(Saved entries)
+ + + +
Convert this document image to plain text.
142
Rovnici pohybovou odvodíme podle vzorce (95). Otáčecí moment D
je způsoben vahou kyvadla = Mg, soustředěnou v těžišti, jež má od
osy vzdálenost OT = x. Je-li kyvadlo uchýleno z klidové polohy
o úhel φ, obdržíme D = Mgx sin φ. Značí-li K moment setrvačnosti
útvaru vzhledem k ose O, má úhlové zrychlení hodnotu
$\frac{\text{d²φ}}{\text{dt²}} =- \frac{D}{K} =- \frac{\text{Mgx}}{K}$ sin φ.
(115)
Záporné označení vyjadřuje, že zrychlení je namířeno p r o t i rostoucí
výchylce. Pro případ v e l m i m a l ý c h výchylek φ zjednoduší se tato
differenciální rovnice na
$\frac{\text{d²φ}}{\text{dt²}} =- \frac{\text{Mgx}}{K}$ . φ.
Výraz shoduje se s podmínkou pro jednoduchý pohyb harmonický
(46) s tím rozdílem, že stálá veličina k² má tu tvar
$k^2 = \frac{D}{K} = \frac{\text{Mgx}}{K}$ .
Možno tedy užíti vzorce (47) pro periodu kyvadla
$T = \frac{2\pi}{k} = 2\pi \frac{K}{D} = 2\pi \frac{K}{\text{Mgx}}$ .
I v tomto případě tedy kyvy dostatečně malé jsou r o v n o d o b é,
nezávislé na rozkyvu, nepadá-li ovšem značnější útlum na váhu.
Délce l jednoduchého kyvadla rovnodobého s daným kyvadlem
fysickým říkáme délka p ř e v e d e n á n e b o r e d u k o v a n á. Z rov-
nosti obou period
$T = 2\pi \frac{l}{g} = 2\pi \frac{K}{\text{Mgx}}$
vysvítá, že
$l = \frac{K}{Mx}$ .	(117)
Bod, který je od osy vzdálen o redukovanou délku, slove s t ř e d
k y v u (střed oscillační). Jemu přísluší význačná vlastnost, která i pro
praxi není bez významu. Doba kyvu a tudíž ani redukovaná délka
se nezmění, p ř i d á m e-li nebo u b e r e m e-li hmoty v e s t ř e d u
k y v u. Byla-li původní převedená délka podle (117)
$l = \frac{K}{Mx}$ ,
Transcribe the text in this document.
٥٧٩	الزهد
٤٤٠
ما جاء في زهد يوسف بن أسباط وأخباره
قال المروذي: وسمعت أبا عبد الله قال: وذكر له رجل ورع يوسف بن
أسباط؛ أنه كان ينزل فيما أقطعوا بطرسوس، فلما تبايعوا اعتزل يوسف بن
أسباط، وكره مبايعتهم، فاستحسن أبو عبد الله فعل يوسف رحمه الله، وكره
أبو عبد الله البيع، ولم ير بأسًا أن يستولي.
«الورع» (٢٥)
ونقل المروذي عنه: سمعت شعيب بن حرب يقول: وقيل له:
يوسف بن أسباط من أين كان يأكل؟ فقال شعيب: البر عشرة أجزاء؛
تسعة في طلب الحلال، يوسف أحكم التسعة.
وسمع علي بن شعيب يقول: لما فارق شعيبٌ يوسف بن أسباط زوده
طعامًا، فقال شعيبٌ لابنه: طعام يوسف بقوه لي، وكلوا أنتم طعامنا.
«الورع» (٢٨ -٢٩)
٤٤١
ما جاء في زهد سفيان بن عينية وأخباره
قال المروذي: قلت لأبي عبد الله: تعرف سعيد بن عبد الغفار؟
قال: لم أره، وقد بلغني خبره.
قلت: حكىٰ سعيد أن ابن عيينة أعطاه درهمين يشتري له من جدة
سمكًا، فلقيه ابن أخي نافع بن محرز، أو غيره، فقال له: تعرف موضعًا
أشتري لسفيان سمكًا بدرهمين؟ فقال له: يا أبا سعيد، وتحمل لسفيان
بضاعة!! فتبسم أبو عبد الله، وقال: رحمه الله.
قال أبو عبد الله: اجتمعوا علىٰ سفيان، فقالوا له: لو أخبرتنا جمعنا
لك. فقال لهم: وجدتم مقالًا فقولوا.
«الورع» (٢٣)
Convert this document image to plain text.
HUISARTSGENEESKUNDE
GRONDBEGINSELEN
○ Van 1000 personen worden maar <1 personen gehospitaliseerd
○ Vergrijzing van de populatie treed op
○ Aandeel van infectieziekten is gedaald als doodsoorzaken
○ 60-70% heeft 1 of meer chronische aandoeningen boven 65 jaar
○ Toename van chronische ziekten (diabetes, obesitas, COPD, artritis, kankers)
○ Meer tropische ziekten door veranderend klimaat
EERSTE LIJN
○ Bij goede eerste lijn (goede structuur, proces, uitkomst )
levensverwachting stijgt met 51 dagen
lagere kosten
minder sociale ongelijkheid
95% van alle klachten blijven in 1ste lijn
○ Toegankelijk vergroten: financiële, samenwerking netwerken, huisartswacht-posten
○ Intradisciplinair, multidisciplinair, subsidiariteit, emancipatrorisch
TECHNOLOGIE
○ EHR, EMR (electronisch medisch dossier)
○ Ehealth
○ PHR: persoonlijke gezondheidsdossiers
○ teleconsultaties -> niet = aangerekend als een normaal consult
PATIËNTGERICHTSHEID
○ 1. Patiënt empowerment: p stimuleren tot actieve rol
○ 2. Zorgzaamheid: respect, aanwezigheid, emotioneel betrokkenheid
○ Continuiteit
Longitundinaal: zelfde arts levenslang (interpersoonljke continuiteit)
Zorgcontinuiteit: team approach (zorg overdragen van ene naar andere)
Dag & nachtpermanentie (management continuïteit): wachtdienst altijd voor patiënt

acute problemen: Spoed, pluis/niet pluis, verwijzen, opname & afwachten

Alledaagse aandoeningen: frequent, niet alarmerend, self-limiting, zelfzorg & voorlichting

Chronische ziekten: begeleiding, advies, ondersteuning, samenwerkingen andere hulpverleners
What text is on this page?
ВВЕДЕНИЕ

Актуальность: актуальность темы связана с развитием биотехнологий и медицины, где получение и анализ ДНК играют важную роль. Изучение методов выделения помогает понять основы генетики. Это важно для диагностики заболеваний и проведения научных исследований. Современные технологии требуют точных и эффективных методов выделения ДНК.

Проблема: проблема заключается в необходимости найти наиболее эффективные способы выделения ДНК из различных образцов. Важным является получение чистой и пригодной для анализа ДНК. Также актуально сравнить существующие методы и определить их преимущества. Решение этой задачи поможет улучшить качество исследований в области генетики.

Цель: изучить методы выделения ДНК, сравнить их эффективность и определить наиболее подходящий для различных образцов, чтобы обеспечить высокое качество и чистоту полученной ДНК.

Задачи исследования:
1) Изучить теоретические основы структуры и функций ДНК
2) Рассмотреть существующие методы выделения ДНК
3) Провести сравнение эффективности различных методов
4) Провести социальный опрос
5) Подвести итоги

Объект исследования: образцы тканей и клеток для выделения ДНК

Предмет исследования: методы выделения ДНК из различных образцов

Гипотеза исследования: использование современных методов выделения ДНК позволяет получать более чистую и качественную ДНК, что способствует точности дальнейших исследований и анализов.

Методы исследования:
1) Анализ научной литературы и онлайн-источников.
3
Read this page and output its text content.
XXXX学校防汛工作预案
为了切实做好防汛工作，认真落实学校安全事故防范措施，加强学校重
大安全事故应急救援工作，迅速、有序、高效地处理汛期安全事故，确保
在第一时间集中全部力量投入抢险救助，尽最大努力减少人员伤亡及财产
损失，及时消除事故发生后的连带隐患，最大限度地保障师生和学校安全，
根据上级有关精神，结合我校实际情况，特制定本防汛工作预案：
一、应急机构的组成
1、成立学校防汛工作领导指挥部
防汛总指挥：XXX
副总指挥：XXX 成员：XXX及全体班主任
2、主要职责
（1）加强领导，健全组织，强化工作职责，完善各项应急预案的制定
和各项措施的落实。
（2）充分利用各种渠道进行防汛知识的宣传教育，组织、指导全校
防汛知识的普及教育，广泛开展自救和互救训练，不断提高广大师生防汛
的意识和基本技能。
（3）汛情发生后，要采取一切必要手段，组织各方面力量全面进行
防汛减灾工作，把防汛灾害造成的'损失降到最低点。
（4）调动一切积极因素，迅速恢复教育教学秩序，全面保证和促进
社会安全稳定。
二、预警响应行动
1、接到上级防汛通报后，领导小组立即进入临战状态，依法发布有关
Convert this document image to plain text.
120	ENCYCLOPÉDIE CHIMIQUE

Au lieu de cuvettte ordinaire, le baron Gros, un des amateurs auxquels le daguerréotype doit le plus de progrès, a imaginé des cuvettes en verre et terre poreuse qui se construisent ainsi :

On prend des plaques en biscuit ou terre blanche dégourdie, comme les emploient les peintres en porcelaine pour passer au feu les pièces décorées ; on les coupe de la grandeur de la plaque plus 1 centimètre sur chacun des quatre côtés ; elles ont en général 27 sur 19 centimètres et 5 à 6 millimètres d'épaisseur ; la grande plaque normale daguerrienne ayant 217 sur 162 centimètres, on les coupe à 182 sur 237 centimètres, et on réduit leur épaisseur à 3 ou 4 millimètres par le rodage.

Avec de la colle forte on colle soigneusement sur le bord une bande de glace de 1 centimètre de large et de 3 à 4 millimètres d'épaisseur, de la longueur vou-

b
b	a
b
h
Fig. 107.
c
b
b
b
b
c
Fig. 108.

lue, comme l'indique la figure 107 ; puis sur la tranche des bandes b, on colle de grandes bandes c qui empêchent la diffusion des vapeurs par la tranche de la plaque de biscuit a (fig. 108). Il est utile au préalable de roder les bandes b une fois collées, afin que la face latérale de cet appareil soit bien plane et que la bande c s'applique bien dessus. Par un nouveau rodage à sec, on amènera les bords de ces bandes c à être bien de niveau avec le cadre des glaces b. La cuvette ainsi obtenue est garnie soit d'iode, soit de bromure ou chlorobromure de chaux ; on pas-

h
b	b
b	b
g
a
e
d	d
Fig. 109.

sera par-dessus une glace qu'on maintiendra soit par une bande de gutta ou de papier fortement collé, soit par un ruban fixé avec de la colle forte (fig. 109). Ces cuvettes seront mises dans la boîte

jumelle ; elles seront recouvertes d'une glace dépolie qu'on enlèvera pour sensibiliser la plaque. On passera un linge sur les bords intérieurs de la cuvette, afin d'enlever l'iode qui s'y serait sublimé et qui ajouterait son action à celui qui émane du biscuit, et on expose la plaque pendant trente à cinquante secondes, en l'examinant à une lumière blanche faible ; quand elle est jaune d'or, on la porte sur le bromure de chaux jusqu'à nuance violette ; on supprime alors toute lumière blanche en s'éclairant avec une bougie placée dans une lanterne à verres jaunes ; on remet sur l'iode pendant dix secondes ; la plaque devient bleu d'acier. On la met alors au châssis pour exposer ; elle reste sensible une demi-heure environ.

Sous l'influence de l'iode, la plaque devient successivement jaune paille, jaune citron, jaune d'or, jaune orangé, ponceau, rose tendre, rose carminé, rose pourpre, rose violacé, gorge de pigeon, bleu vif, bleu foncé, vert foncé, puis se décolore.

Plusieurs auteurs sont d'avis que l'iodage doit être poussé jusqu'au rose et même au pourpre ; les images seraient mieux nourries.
+ + + +
Copy the lines from the entries above in which the word "moment" appears.

● TASK ANSWER:
Rovnici pohybovou odvodíme podle vzorce (95). Otáčecí moment D
o úhel φ, obdržíme D = Mgx sin φ. Značí-li K moment setrvačnosti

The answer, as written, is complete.